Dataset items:
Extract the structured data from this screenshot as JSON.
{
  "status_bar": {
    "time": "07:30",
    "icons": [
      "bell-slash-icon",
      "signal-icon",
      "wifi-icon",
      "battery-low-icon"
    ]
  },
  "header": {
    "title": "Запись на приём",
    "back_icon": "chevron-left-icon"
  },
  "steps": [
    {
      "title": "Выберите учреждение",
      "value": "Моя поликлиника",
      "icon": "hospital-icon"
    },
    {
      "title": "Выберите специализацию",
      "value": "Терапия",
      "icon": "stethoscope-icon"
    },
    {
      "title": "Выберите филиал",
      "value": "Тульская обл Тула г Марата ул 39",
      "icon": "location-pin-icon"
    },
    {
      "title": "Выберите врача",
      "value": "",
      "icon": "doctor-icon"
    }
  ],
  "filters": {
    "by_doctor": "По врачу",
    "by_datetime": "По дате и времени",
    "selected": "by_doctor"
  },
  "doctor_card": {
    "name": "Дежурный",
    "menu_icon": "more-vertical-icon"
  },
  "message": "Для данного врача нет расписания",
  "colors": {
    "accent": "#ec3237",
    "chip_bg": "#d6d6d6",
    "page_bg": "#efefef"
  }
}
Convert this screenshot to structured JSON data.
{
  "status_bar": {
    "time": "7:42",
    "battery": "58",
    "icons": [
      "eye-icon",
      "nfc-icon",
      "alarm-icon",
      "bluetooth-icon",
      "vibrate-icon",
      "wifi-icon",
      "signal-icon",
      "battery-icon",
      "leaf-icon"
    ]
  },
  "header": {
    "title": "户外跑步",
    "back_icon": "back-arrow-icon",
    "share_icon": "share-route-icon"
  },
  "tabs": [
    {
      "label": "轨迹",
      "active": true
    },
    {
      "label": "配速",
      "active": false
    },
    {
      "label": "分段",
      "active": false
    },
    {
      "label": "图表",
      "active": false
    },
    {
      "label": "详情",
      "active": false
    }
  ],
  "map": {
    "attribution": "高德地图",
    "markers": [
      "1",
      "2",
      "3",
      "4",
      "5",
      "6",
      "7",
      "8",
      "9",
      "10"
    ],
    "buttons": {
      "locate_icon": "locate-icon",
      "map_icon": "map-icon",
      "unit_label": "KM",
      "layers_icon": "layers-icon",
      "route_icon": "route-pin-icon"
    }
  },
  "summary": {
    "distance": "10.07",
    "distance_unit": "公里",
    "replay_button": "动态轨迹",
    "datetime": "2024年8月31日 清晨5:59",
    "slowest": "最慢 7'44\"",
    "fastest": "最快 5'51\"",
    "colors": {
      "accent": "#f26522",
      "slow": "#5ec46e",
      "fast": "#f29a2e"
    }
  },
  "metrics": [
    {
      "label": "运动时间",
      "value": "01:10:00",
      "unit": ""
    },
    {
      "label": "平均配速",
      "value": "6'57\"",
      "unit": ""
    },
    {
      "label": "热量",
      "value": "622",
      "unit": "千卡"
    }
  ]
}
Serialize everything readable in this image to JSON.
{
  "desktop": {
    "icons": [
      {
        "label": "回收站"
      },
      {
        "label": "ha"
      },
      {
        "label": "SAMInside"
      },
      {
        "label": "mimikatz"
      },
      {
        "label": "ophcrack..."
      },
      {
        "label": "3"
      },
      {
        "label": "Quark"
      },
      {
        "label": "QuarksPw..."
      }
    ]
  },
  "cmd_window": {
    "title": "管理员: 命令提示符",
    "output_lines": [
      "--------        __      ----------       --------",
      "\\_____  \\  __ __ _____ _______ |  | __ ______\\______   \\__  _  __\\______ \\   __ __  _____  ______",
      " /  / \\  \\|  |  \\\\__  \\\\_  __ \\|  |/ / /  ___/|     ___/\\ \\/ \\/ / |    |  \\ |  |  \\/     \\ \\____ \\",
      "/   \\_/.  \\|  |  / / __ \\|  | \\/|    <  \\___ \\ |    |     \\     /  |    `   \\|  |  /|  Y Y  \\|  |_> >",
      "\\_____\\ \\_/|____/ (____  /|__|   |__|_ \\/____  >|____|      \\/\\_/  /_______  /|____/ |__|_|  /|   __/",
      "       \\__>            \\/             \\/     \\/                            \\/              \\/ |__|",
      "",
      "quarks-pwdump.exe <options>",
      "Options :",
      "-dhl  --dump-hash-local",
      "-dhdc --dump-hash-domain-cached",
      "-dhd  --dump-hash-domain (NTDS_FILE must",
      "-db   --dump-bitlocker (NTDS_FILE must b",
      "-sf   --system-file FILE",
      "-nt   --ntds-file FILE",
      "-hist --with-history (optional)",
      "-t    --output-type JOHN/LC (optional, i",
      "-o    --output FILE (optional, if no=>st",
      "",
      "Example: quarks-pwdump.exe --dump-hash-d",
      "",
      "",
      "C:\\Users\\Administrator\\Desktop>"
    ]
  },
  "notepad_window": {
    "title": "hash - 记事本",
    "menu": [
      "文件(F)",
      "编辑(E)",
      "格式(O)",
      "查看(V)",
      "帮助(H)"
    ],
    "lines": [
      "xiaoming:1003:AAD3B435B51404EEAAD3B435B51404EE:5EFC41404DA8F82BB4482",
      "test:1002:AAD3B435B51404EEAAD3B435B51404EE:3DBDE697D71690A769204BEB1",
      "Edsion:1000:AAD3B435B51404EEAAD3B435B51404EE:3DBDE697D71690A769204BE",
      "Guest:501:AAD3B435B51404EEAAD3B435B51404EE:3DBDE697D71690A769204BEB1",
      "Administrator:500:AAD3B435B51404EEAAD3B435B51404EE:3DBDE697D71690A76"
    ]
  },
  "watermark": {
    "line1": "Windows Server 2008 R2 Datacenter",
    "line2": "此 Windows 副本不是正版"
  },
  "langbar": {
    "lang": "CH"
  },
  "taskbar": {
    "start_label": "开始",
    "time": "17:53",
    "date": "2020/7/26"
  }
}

* **GIVEN INSTRUCTION**:
Recopy all the lines exactly as they appear.

* **EXERCISE SOLUTION**:
Extract the structured data from this screenshot as JSON.
{
  "status_bar": {
    "time": "07:30",
    "icons": [
      "bell-slash-icon",
      "signal-icon",
      "wifi-icon",
      "battery-low-icon"
    ]
  },
  "header": {
    "title": "Запись на приём",
    "back_icon": "chevron-left-icon"
  },
  "steps": [
    {
      "title": "Выберите учреждение",
      "value": "Моя поликлиника",
      "icon": "hospital-icon"
    },
    {
      "title": "Выберите специализацию",
      "value": "Терапия",
      "icon": "stethoscope-icon"
    },
    {
      "title": "Выберите филиал",
      "value": "Тульская обл Тула г Марата ул 39",
      "icon": "location-pin-icon"
    },
    {
      "title": "Выберите врача",
      "value": "",
      "icon": "doctor-icon"
    }
  ],
  "filters": {
    "by_doctor": "По врачу",
    "by_datetime": "По дате и времени",
    "selected": "by_doctor"
  },
  "doctor_card": {
    "name": "Дежурный",
    "menu_icon": "more-vertical-icon"
  },
  "message": "Для данного врача нет расписания",
  "colors": {
    "accent": "#ec3237",
    "chip_bg": "#d6d6d6",
    "page_bg": "#efefef"
  }
}
Convert this screenshot to structured JSON data.
{
  "status_bar": {
    "time": "7:42",
    "battery": "58",
    "icons": [
      "eye-icon",
      "nfc-icon",
      "alarm-icon",
      "bluetooth-icon",
      "vibrate-icon",
      "wifi-icon",
      "signal-icon",
      "battery-icon",
      "leaf-icon"
    ]
  },
  "header": {
    "title": "户外跑步",
    "back_icon": "back-arrow-icon",
    "share_icon": "share-route-icon"
  },
  "tabs": [
    {
      "label": "轨迹",
      "active": true
    },
    {
      "label": "配速",
      "active": false
    },
    {
      "label": "分段",
      "active": false
    },
    {
      "label": "图表",
      "active": false
    },
    {
      "label": "详情",
      "active": false
    }
  ],
  "map": {
    "attribution": "高德地图",
    "markers": [
      "1",
      "2",
      "3",
      "4",
      "5",
      "6",
      "7",
      "8",
      "9",
      "10"
    ],
    "buttons": {
      "locate_icon": "locate-icon",
      "map_icon": "map-icon",
      "unit_label": "KM",
      "layers_icon": "layers-icon",
      "route_icon": "route-pin-icon"
    }
  },
  "summary": {
    "distance": "10.07",
    "distance_unit": "公里",
    "replay_button": "动态轨迹",
    "datetime": "2024年8月31日 清晨5:59",
    "slowest": "最慢 7'44\"",
    "fastest": "最快 5'51\"",
    "colors": {
      "accent": "#f26522",
      "slow": "#5ec46e",
      "fast": "#f29a2e"
    }
  },
  "metrics": [
    {
      "label": "运动时间",
      "value": "01:10:00",
      "unit": ""
    },
    {
      "label": "平均配速",
      "value": "6'57\"",
      "unit": ""
    },
    {
      "label": "热量",
      "value": "622",
      "unit": "千卡"
    }
  ]
}
Serialize everything readable in this image to JSON.
{
  "desktop": {
    "icons": [
      {
        "label": "回收站"
      },
      {
        "label": "ha"
      },
      {
        "label": "SAMInside"
      },
      {
        "label": "mimikatz"
      },
      {
        "label": "ophcrack..."
      },
      {
        "label": "3"
      },
      {
        "label": "Quark"
      },
      {
        "label": "QuarksPw..."
      }
    ]
  },
  "cmd_window": {
    "title": "管理员: 命令提示符",
    "output_lines": [
      "--------        __      ----------       --------",
      "\\_____  \\  __ __ _____ _______ |  | __ ______\\______   \\__  _  __\\______ \\   __ __  _____  ______",
      " /  / \\  \\|  |  \\\\__  \\\\_  __ \\|  |/ / /  ___/|     ___/\\ \\/ \\/ / |    |  \\ |  |  \\/     \\ \\____ \\",
      "/   \\_/.  \\|  |  / / __ \\|  | \\/|    <  \\___ \\ |    |     \\     /  |    `   \\|  |  /|  Y Y  \\|  |_> >",
      "\\_____\\ \\_/|____/ (____  /|__|   |__|_ \\/____  >|____|      \\/\\_/  /_______  /|____/ |__|_|  /|   __/",
      "       \\__>            \\/             \\/     \\/                            \\/              \\/ |__|",
      "",
      "quarks-pwdump.exe <options>",
      "Options :",
      "-dhl  --dump-hash-local",
      "-dhdc --dump-hash-domain-cached",
      "-dhd  --dump-hash-domain (NTDS_FILE must",
      "-db   --dump-bitlocker (NTDS_FILE must b",
      "-sf   --system-file FILE",
      "-nt   --ntds-file FILE",
      "-hist --with-history (optional)",
      "-t    --output-type JOHN/LC (optional, i",
      "-o    --output FILE (optional, if no=>st",
      "",
      "Example: quarks-pwdump.exe --dump-hash-d",
      "",
      "",
      "C:\\Users\\Administrator\\Desktop>"
    ]
  },
  "notepad_window": {
    "title": "hash - 记事本",
    "menu": [
      "文件(F)",
      "编辑(E)",
      "格式(O)",
      "查看(V)",
      "帮助(H)"
    ],
    "lines": [
      "xiaoming:1003:AAD3B435B51404EEAAD3B435B51404EE:5EFC41404DA8F82BB4482",
      "test:1002:AAD3B435B51404EEAAD3B435B51404EE:3DBDE697D71690A769204BEB1",
      "Edsion:1000:AAD3B435B51404EEAAD3B435B51404EE:3DBDE697D71690A769204BE",
      "Guest:501:AAD3B435B51404EEAAD3B435B51404EE:3DBDE697D71690A769204BEB1",
      "Administrator:500:AAD3B435B51404EEAAD3B435B51404EE:3DBDE697D71690A76"
    ]
  },
  "watermark": {
    "line1": "Windows Server 2008 R2 Datacenter",
    "line2": "此 Windows 副本不是正版"
  },
  "langbar": {
    "lang": "CH"
  },
  "taskbar": {
    "start_label": "开始",
    "time": "17:53",
    "date": "2020/7/26"
  }
}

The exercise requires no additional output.